• [LISTED ENTRIES]:
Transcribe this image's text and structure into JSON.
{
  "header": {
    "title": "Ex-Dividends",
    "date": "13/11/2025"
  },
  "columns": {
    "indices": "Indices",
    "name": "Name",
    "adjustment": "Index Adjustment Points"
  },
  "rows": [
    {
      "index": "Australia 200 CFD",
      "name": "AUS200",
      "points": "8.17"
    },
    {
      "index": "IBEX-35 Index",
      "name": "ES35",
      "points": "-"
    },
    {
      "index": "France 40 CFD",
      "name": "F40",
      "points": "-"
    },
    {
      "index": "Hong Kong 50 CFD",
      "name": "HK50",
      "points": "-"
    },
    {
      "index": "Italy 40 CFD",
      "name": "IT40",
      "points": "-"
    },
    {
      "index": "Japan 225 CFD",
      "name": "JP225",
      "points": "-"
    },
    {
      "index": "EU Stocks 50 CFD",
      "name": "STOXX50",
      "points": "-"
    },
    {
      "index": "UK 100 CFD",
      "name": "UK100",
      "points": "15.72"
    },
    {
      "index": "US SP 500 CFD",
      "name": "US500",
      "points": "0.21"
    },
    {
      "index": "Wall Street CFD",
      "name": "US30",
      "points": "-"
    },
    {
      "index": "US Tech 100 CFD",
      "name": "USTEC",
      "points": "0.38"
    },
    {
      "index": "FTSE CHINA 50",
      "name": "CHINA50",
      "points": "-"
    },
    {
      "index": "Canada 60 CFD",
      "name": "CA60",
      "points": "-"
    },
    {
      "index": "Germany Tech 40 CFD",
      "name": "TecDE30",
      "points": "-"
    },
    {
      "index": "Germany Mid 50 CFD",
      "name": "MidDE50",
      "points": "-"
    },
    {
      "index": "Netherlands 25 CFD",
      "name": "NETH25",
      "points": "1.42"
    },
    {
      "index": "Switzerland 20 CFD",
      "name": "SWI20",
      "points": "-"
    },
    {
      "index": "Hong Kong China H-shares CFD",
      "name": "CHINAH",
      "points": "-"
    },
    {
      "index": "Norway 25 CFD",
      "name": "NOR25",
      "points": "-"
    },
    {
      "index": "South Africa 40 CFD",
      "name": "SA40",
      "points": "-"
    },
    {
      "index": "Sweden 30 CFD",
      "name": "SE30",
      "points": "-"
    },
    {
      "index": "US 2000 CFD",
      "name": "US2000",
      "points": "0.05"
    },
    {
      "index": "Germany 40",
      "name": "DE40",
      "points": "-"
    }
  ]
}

• [EXERCISE INSTRUCTIONS]:
Lines that include the word "Tech" are to be extracted from the data above.

• [SOLUTION]:
      "index": "US Tech 100 CFD",
      "index": "Germany Tech 40 CFD",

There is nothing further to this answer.